▶ _PROBLEM DETAILS_: Copy nothing before the line that contains "What data populates"; from there, transcribe each line exactly through the end of the material, omitting pictures.

**********

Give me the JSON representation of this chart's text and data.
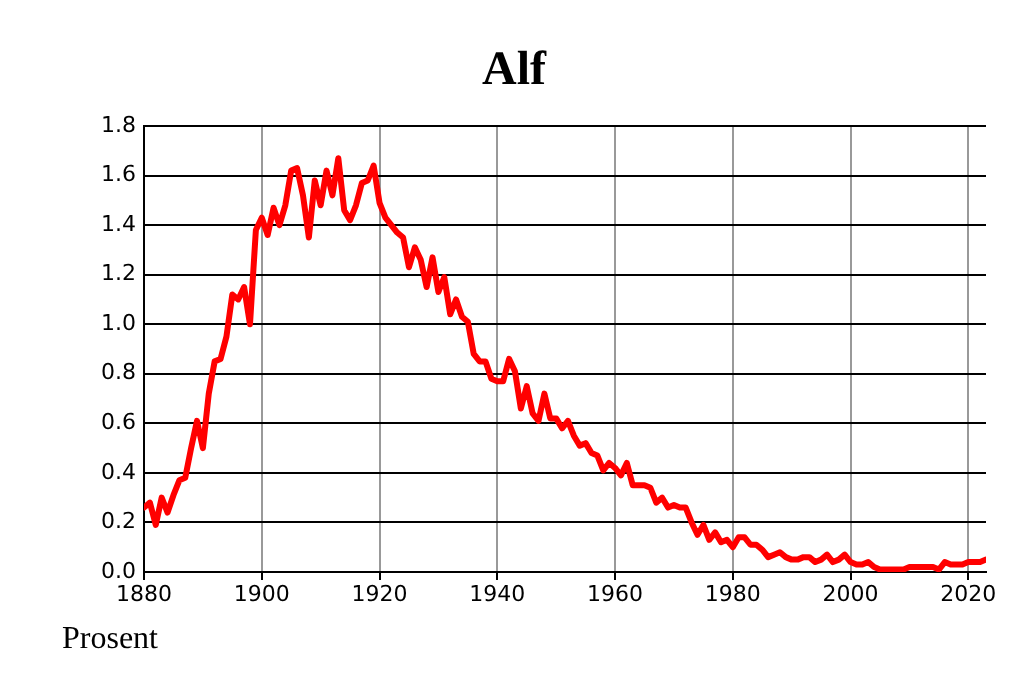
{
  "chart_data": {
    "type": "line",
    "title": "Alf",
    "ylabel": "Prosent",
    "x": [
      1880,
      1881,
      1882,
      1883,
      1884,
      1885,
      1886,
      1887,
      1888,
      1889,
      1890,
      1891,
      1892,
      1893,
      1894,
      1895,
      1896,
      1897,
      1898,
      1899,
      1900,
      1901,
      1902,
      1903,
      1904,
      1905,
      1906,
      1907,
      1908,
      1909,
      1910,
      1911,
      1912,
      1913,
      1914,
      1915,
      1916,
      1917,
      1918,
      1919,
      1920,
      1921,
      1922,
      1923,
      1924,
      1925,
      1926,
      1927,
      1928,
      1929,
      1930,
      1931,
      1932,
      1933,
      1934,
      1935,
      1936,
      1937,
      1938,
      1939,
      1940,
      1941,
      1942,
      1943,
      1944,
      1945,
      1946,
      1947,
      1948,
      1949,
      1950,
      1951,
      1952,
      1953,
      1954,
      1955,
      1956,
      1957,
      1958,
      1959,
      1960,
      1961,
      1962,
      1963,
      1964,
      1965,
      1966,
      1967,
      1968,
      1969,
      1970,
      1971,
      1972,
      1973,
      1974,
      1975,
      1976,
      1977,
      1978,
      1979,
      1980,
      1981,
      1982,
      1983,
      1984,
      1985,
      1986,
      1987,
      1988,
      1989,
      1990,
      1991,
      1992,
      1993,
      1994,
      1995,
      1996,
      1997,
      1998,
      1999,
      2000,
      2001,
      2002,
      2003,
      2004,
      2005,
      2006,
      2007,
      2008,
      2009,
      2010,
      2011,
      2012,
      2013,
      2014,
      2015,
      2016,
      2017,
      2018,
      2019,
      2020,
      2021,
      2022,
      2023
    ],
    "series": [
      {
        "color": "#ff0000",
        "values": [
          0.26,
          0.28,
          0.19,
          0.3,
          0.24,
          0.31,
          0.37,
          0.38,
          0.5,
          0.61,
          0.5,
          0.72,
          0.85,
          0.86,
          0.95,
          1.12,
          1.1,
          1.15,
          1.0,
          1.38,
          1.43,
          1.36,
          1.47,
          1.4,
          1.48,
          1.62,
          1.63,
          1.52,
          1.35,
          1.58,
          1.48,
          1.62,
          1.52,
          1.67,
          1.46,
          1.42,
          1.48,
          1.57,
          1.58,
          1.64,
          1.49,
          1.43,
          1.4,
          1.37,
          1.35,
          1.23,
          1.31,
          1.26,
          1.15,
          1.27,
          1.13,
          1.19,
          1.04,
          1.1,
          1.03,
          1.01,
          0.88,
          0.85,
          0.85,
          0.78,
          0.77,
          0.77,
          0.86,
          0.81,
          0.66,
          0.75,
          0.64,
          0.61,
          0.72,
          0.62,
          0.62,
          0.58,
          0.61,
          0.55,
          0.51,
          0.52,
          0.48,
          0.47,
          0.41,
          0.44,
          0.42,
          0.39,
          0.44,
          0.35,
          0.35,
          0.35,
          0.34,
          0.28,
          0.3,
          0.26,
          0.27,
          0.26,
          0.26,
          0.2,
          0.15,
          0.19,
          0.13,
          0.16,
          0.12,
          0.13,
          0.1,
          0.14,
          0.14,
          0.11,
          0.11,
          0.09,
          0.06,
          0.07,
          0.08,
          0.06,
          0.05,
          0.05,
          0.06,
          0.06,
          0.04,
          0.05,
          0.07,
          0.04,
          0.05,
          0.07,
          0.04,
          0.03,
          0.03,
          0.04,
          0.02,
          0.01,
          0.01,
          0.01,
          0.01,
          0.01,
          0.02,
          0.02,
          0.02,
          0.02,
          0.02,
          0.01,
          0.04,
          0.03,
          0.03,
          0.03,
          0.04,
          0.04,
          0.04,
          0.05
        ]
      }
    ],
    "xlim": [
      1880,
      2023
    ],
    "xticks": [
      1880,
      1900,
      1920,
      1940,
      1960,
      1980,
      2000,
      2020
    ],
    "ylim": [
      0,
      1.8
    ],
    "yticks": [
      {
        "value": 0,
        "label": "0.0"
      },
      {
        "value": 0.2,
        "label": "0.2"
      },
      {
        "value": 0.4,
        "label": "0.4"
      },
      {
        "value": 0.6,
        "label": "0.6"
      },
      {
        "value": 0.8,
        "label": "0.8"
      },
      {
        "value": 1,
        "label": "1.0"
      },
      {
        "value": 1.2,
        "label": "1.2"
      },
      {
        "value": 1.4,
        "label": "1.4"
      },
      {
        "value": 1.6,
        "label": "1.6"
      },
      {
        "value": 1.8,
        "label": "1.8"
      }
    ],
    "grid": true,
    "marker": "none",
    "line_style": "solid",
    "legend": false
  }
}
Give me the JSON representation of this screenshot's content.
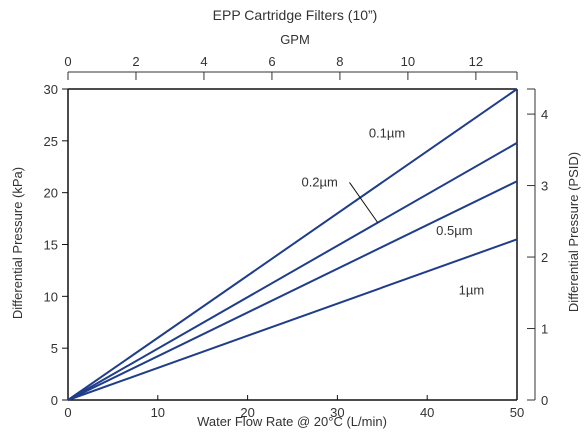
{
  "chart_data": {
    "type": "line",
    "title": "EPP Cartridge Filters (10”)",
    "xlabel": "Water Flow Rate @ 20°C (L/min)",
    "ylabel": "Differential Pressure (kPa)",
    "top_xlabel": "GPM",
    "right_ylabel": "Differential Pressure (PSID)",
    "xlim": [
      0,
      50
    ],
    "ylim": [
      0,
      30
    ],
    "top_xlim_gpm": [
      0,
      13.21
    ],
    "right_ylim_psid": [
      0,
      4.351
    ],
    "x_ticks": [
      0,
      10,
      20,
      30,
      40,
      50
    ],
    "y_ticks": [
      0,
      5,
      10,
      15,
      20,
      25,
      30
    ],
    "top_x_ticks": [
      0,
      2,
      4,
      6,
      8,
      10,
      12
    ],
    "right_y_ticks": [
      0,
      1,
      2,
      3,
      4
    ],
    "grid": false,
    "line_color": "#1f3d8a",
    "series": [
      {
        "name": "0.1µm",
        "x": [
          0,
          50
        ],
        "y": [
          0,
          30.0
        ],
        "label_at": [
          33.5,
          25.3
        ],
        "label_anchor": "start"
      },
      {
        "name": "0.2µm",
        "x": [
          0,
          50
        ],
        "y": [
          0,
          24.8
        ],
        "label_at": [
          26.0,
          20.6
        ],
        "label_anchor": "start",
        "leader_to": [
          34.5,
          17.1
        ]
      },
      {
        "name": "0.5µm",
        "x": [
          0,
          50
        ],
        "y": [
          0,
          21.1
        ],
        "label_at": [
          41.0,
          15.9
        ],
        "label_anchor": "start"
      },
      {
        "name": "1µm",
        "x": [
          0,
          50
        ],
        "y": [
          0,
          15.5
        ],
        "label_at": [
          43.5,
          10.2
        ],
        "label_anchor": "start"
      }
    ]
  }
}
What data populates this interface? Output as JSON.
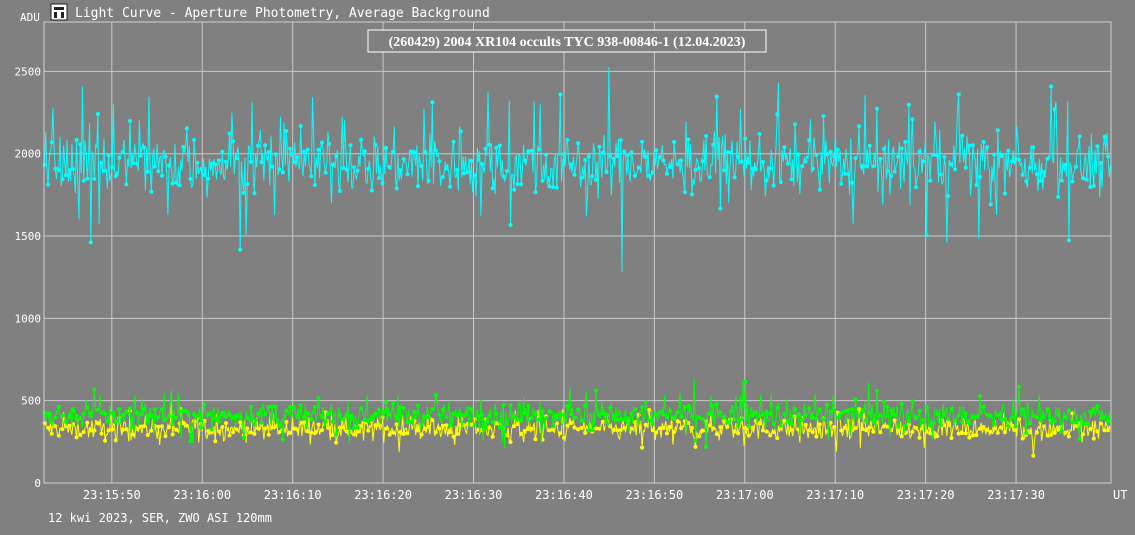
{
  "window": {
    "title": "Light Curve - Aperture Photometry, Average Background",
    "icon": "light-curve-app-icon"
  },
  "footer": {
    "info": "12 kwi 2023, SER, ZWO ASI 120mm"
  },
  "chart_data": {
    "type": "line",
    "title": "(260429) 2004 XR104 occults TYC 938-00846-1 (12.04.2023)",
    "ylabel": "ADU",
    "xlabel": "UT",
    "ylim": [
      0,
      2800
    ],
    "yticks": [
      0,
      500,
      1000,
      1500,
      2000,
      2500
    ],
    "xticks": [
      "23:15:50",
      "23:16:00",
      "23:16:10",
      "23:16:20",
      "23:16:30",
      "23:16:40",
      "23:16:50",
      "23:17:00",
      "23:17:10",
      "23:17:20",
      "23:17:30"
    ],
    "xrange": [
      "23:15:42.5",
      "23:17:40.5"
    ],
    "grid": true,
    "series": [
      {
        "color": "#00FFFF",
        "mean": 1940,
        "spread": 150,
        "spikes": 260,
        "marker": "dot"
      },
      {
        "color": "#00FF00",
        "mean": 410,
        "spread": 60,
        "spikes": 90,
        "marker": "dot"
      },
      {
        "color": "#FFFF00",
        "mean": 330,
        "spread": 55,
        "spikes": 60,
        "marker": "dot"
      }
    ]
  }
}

**********

▶ _OUTPUT BELOW_:
What data populates this interface? Output as JSON.
{
  "window": {
    "title": "Light Curve - Aperture Photometry, Average Background",
    "icon": "light-curve-app-icon"
  },
  "footer": {
    "info": "12 kwi 2023, SER, ZWO ASI 120mm"
  },
  "chart_data": {
    "type": "line",
    "title": "(260429) 2004 XR104 occults TYC 938-00846-1 (12.04.2023)",
    "ylabel": "ADU",
    "xlabel": "UT",
    "ylim": [
      0,
      2800
    ],
    "yticks": [
      0,
      500,
      1000,
      1500,
      2000,
      2500
    ],
    "xticks": [
      "23:15:50",
      "23:16:00",
      "23:16:10",
      "23:16:20",
      "23:16:30",
      "23:16:40",
      "23:16:50",
      "23:17:00",
      "23:17:10",
      "23:17:20",
      "23:17:30"
    ],
    "xrange": [
      "23:15:42.5",
      "23:17:40.5"
    ],
    "grid": true,
    "series": [
      {
        "color": "#00FFFF",
        "mean": 1940,
        "spread": 150,
        "spikes": 260,
        "marker": "dot"
      },
      {
        "color": "#00FF00",
        "mean": 410,
        "spread": 60,
        "spikes": 90,
        "marker": "dot"
      },
      {
        "color": "#FFFF00",
        "mean": 330,
        "spread": 55,
        "spikes": 60,
        "marker": "dot"
      }
    ]
  }
}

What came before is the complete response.